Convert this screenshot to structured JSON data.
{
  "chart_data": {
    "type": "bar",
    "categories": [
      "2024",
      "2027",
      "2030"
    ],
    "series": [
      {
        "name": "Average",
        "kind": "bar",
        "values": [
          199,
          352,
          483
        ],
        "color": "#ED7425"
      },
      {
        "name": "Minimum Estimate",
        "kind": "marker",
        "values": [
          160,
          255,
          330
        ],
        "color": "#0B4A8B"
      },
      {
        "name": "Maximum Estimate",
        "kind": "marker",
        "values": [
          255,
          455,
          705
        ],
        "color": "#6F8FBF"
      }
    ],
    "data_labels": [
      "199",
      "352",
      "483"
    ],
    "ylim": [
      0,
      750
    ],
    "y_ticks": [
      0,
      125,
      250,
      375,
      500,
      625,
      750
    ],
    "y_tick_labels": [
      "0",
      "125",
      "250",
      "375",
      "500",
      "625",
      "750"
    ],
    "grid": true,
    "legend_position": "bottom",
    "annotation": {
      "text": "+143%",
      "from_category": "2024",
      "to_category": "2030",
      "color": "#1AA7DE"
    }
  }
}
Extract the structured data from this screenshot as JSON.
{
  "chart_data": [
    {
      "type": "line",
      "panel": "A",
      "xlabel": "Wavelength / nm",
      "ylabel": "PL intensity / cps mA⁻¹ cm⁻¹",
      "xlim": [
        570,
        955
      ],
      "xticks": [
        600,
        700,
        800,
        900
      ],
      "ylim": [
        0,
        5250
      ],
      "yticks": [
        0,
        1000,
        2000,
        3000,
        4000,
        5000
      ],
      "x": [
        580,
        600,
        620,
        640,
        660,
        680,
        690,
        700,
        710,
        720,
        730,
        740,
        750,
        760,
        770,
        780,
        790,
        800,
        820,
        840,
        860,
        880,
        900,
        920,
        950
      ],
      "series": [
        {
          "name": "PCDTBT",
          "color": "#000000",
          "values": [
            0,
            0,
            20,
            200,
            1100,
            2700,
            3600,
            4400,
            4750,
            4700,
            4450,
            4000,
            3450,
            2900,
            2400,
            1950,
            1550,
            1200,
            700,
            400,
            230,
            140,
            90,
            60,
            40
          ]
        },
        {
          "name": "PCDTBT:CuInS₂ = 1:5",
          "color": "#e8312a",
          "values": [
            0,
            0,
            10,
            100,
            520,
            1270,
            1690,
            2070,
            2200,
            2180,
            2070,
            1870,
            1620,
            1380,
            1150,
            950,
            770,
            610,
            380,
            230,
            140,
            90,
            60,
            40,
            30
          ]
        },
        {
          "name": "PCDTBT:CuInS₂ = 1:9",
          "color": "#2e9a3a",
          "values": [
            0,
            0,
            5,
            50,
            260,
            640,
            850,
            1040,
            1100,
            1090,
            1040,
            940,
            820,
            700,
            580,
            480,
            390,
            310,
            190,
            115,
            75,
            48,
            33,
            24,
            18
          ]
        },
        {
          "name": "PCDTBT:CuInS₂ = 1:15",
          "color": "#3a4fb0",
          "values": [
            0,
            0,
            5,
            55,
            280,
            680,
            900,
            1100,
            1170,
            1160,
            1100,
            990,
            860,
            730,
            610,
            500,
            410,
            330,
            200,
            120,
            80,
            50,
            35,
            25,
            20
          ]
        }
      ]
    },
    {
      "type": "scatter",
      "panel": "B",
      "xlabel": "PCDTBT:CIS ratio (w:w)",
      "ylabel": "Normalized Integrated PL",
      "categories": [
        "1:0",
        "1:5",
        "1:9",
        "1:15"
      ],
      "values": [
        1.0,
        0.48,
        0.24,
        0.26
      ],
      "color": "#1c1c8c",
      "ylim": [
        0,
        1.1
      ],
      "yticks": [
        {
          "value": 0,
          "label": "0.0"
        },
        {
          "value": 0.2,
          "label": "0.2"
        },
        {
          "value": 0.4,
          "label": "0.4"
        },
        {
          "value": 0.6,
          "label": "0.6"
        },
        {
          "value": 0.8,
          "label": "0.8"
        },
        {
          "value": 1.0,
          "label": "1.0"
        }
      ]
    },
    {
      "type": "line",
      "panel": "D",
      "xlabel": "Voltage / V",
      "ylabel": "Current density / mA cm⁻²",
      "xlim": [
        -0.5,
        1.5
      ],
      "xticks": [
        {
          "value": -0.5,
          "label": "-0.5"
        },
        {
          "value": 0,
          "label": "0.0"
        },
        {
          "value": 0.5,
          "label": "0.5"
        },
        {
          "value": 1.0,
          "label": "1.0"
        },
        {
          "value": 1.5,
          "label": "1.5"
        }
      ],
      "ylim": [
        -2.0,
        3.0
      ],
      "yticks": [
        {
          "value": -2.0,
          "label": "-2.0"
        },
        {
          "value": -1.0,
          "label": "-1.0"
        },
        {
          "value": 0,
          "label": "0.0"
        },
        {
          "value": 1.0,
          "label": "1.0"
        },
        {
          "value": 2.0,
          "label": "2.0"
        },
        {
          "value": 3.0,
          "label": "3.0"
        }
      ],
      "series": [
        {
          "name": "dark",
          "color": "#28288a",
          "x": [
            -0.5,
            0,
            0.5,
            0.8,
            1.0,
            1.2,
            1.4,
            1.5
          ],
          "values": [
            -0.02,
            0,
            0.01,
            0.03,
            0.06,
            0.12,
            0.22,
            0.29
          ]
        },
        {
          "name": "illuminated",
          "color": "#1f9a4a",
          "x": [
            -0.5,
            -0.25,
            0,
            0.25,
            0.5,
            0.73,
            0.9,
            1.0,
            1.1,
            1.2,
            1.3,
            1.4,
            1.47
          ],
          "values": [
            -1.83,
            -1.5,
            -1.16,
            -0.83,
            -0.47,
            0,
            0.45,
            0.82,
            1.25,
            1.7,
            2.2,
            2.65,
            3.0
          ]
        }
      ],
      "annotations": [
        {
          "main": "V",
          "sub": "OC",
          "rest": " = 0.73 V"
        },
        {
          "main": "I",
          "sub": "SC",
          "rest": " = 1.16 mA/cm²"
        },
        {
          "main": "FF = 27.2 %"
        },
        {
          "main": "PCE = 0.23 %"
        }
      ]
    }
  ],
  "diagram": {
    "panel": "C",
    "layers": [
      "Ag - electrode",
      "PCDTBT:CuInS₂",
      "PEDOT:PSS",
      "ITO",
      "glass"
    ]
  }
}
————
> [Work required]:
The entries above must be returned exactly.

> [Solution to this problem]:
Convert this screenshot to structured JSON data.
{
  "chart_data": {
    "type": "bar",
    "categories": [
      "2024",
      "2027",
      "2030"
    ],
    "series": [
      {
        "name": "Average",
        "kind": "bar",
        "values": [
          199,
          352,
          483
        ],
        "color": "#ED7425"
      },
      {
        "name": "Minimum Estimate",
        "kind": "marker",
        "values": [
          160,
          255,
          330
        ],
        "color": "#0B4A8B"
      },
      {
        "name": "Maximum Estimate",
        "kind": "marker",
        "values": [
          255,
          455,
          705
        ],
        "color": "#6F8FBF"
      }
    ],
    "data_labels": [
      "199",
      "352",
      "483"
    ],
    "ylim": [
      0,
      750
    ],
    "y_ticks": [
      0,
      125,
      250,
      375,
      500,
      625,
      750
    ],
    "y_tick_labels": [
      "0",
      "125",
      "250",
      "375",
      "500",
      "625",
      "750"
    ],
    "grid": true,
    "legend_position": "bottom",
    "annotation": {
      "text": "+143%",
      "from_category": "2024",
      "to_category": "2030",
      "color": "#1AA7DE"
    }
  }
}
Extract the structured data from this screenshot as JSON.
{
  "chart_data": [
    {
      "type": "line",
      "panel": "A",
      "xlabel": "Wavelength / nm",
      "ylabel": "PL intensity / cps mA⁻¹ cm⁻¹",
      "xlim": [
        570,
        955
      ],
      "xticks": [
        600,
        700,
        800,
        900
      ],
      "ylim": [
        0,
        5250
      ],
      "yticks": [
        0,
        1000,
        2000,
        3000,
        4000,
        5000
      ],
      "x": [
        580,
        600,
        620,
        640,
        660,
        680,
        690,
        700,
        710,
        720,
        730,
        740,
        750,
        760,
        770,
        780,
        790,
        800,
        820,
        840,
        860,
        880,
        900,
        920,
        950
      ],
      "series": [
        {
          "name": "PCDTBT",
          "color": "#000000",
          "values": [
            0,
            0,
            20,
            200,
            1100,
            2700,
            3600,
            4400,
            4750,
            4700,
            4450,
            4000,
            3450,
            2900,
            2400,
            1950,
            1550,
            1200,
            700,
            400,
            230,
            140,
            90,
            60,
            40
          ]
        },
        {
          "name": "PCDTBT:CuInS₂ = 1:5",
          "color": "#e8312a",
          "values": [
            0,
            0,
            10,
            100,
            520,
            1270,
            1690,
            2070,
            2200,
            2180,
            2070,
            1870,
            1620,
            1380,
            1150,
            950,
            770,
            610,
            380,
            230,
            140,
            90,
            60,
            40,
            30
          ]
        },
        {
          "name": "PCDTBT:CuInS₂ = 1:9",
          "color": "#2e9a3a",
          "values": [
            0,
            0,
            5,
            50,
            260,
            640,
            850,
            1040,
            1100,
            1090,
            1040,
            940,
            820,
            700,
            580,
            480,
            390,
            310,
            190,
            115,
            75,
            48,
            33,
            24,
            18
          ]
        },
        {
          "name": "PCDTBT:CuInS₂ = 1:15",
          "color": "#3a4fb0",
          "values": [
            0,
            0,
            5,
            55,
            280,
            680,
            900,
            1100,
            1170,
            1160,
            1100,
            990,
            860,
            730,
            610,
            500,
            410,
            330,
            200,
            120,
            80,
            50,
            35,
            25,
            20
          ]
        }
      ]
    },
    {
      "type": "scatter",
      "panel": "B",
      "xlabel": "PCDTBT:CIS ratio (w:w)",
      "ylabel": "Normalized Integrated PL",
      "categories": [
        "1:0",
        "1:5",
        "1:9",
        "1:15"
      ],
      "values": [
        1.0,
        0.48,
        0.24,
        0.26
      ],
      "color": "#1c1c8c",
      "ylim": [
        0,
        1.1
      ],
      "yticks": [
        {
          "value": 0,
          "label": "0.0"
        },
        {
          "value": 0.2,
          "label": "0.2"
        },
        {
          "value": 0.4,
          "label": "0.4"
        },
        {
          "value": 0.6,
          "label": "0.6"
        },
        {
          "value": 0.8,
          "label": "0.8"
        },
        {
          "value": 1.0,
          "label": "1.0"
        }
      ]
    },
    {
      "type": "line",
      "panel": "D",
      "xlabel": "Voltage / V",
      "ylabel": "Current density / mA cm⁻²",
      "xlim": [
        -0.5,
        1.5
      ],
      "xticks": [
        {
          "value": -0.5,
          "label": "-0.5"
        },
        {
          "value": 0,
          "label": "0.0"
        },
        {
          "value": 0.5,
          "label": "0.5"
        },
        {
          "value": 1.0,
          "label": "1.0"
        },
        {
          "value": 1.5,
          "label": "1.5"
        }
      ],
      "ylim": [
        -2.0,
        3.0
      ],
      "yticks": [
        {
          "value": -2.0,
          "label": "-2.0"
        },
        {
          "value": -1.0,
          "label": "-1.0"
        },
        {
          "value": 0,
          "label": "0.0"
        },
        {
          "value": 1.0,
          "label": "1.0"
        },
        {
          "value": 2.0,
          "label": "2.0"
        },
        {
          "value": 3.0,
          "label": "3.0"
        }
      ],
      "series": [
        {
          "name": "dark",
          "color": "#28288a",
          "x": [
            -0.5,
            0,
            0.5,
            0.8,
            1.0,
            1.2,
            1.4,
            1.5
          ],
          "values": [
            -0.02,
            0,
            0.01,
            0.03,
            0.06,
            0.12,
            0.22,
            0.29
          ]
        },
        {
          "name": "illuminated",
          "color": "#1f9a4a",
          "x": [
            -0.5,
            -0.25,
            0,
            0.25,
            0.5,
            0.73,
            0.9,
            1.0,
            1.1,
            1.2,
            1.3,
            1.4,
            1.47
          ],
          "values": [
            -1.83,
            -1.5,
            -1.16,
            -0.83,
            -0.47,
            0,
            0.45,
            0.82,
            1.25,
            1.7,
            2.2,
            2.65,
            3.0
          ]
        }
      ],
      "annotations": [
        {
          "main": "V",
          "sub": "OC",
          "rest": " = 0.73 V"
        },
        {
          "main": "I",
          "sub": "SC",
          "rest": " = 1.16 mA/cm²"
        },
        {
          "main": "FF = 27.2 %"
        },
        {
          "main": "PCE = 0.23 %"
        }
      ]
    }
  ],
  "diagram": {
    "panel": "C",
    "layers": [
      "Ag - electrode",
      "PCDTBT:CuInS₂",
      "PEDOT:PSS",
      "ITO",
      "glass"
    ]
  }
}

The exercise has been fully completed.